WRITTEN REQUEST - Determine how many lines of the records include "유효표가", and answer with the number alone.

(Records from a dataset)

--------

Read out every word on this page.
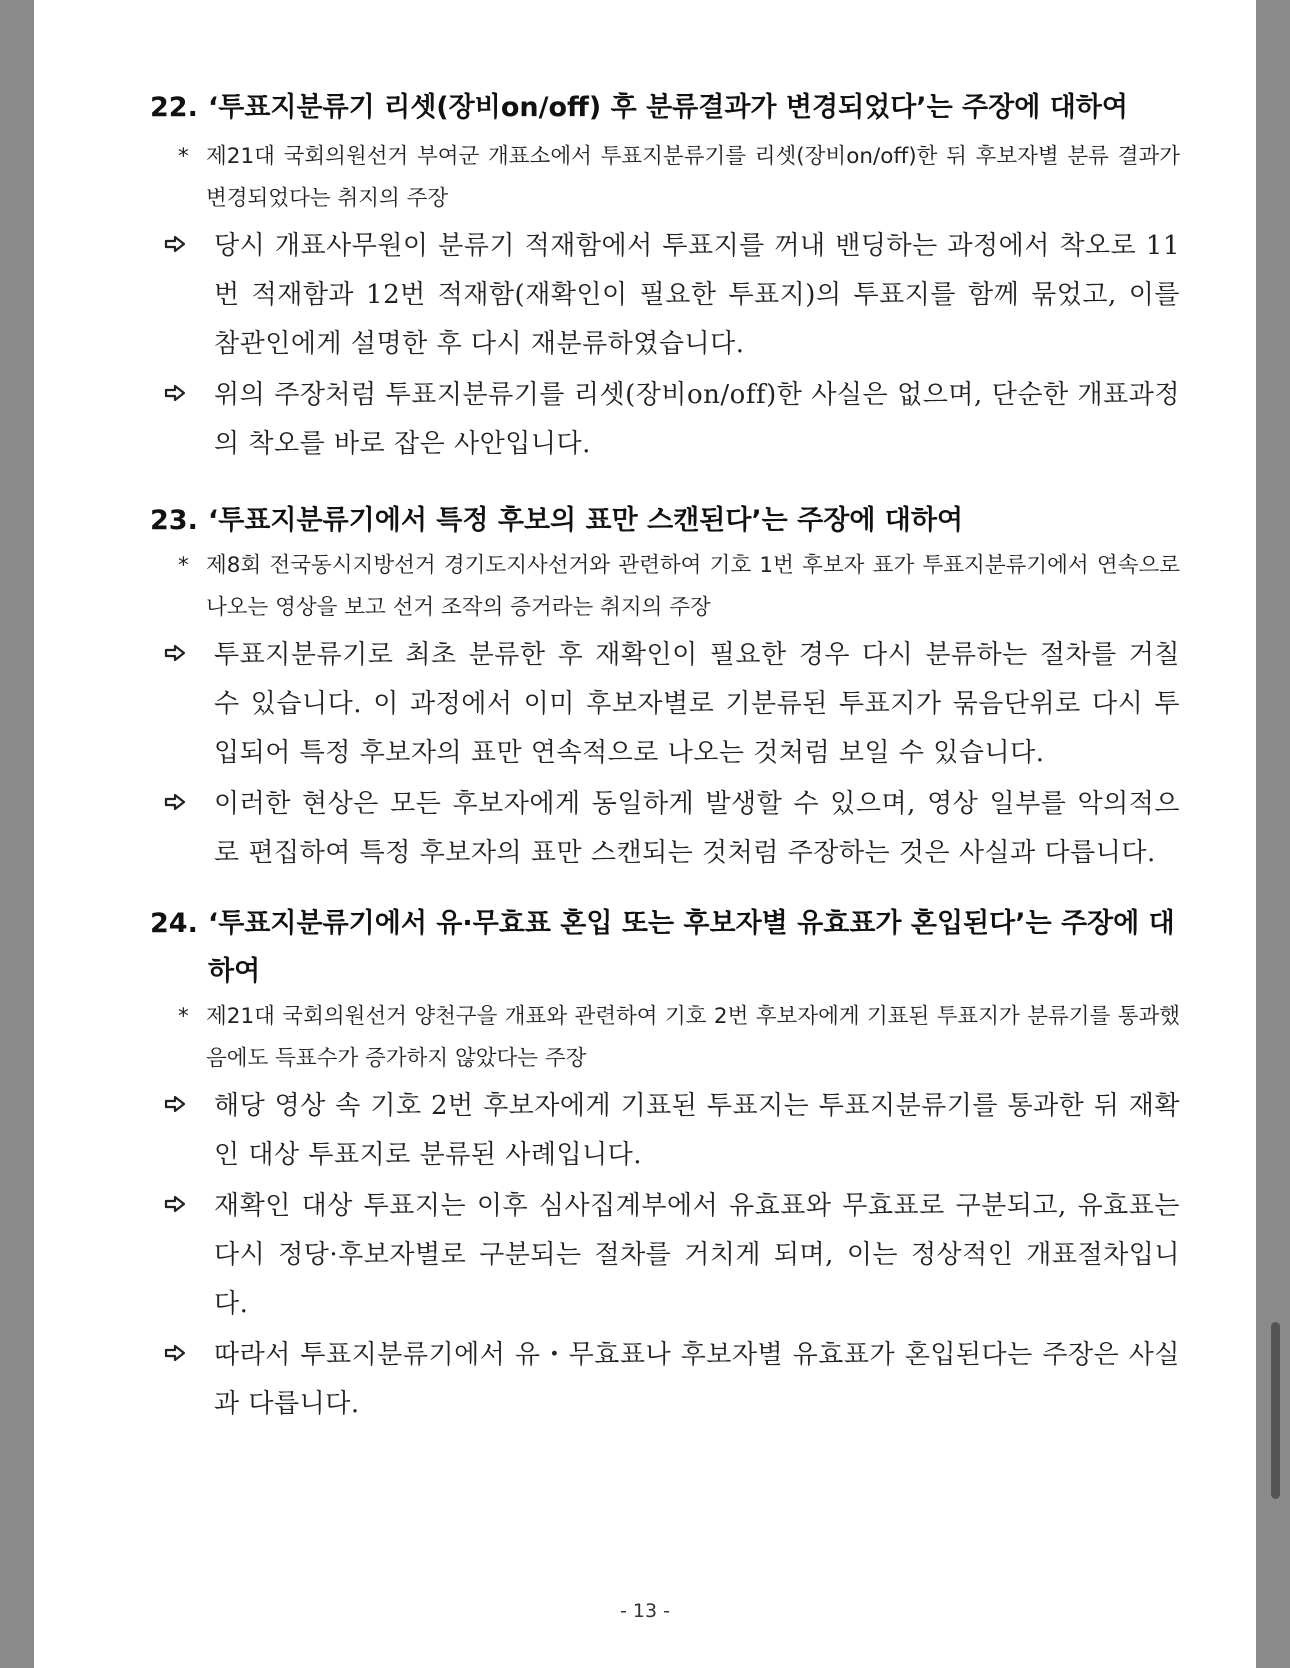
22. ‘투표지분류기 리셋(장비on/off) 후 분류결과가 변경되었다’는 주장에 대하여
* 제21대 국회의원선거 부여군 개표소에서 투표지분류기를 리셋(장비on/off)한 뒤 후보자별 분류 결과가 변경되었다는 취지의 주장
당시 개표사무원이 분류기 적재함에서 투표지를 꺼내 밴딩하는 과정에서 착오로 11번 적재함과 12번 적재함(재확인이 필요한 투표지)의 투표지를 함께 묶었고, 이를 참관인에게 설명한 후 다시 재분류하였습니다.
위의 주장처럼 투표지분류기를 리셋(장비on/off)한 사실은 없으며, 단순한 개표과정의 착오를 바로 잡은 사안입니다.
23. ‘투표지분류기에서 특정 후보의 표만 스캔된다’는 주장에 대하여
* 제8회 전국동시지방선거 경기도지사선거와 관련하여 기호 1번 후보자 표가 투표지분류기에서 연속으로 나오는 영상을 보고 선거 조작의 증거라는 취지의 주장
투표지분류기로 최초 분류한 후 재확인이 필요한 경우 다시 분류하는 절차를 거칠 수 있습니다. 이 과정에서 이미 후보자별로 기분류된 투표지가 묶음단위로 다시 투입되어 특정 후보자의 표만 연속적으로 나오는 것처럼 보일 수 있습니다.
이러한 현상은 모든 후보자에게 동일하게 발생할 수 있으며, 영상 일부를 악의적으로 편집하여 특정 후보자의 표만 스캔되는 것처럼 주장하는 것은 사실과 다릅니다.
24. ‘투표지분류기에서 유·무효표 혼입 또는 후보자별 유효표가 혼입된다’는 주장에 대하여
* 제21대 국회의원선거 양천구을 개표와 관련하여 기호 2번 후보자에게 기표된 투표지가 분류기를 통과했음에도 득표수가 증가하지 않았다는 주장
해당 영상 속 기호 2번 후보자에게 기표된 투표지는 투표지분류기를 통과한 뒤 재확인 대상 투표지로 분류된 사례입니다.
재확인 대상 투표지는 이후 심사집계부에서 유효표와 무효표로 구분되고, 유효표는 다시 정당·후보자별로 구분되는 절차를 거치게 되며, 이는 정상적인 개표절차입니다.
따라서 투표지분류기에서 유・무효표나 후보자별 유효표가 혼입된다는 주장은 사실과 다릅니다.
- 13 -
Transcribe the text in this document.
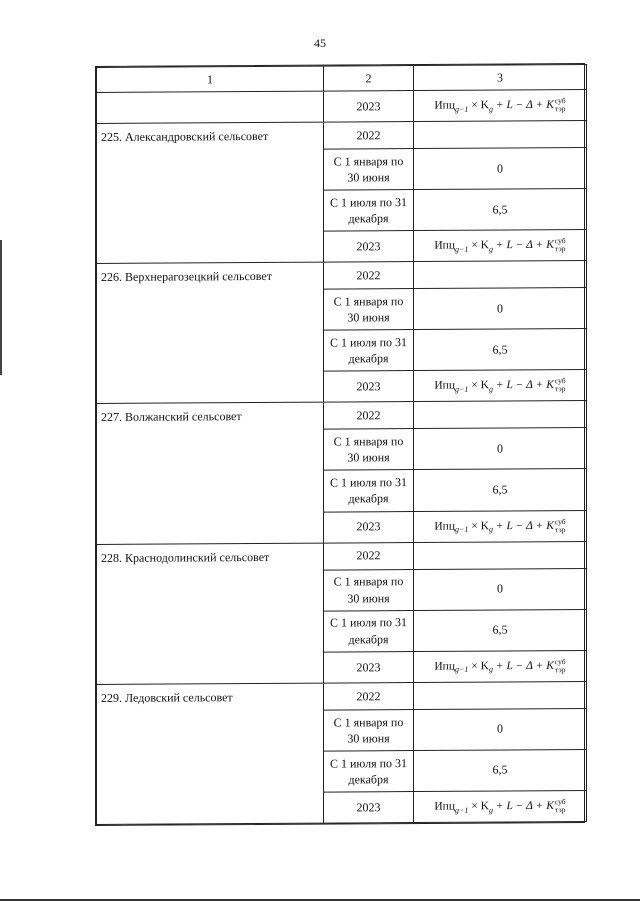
45
1	2	3
	2023	$Ипц_{g-1} \times K_g + L - \Delta + K$ суб
тэр

225. Александровский сельсовет	2022	
	С 1 января по 30 июня	0
	С 1 июля по 31 декабря	6,5
	2023	$Ипц_{g-1} \times K_g + L - \Delta + K$ суб
тэр

226. Верхнерагозецкий сельсовет	2022	
	С 1 января по 30 июня	0
	С 1 июля по 31 декабря	6,5
	2023	$Ипц_{g-1} \times K_g + L - \Delta + K$ суб
тэр

227. Волжанский сельсовет	2022	
	С 1 января по 30 июня	0
	С 1 июля по 31 декабря	6,5
	2023	$Ипц_{g-1} \times K_g + L - \Delta + K$ суб
тэр

228. Краснодолинский сельсовет	2022	
	С 1 января по 30 июня	0
	С 1 июля по 31 декабря	6,5
	2023	$Ипц_{g-1} \times K_g + L - \Delta + K$ суб
тэр

229. Ледовский сельсовет	2022	
	С 1 января по 30 июня	0
	С 1 июля по 31 декабря	6,5
	2023	$Ипц_{g-1} \times K_g + L - \Delta + K$ суб
тэр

--------

SOLVED PROBLEM - 2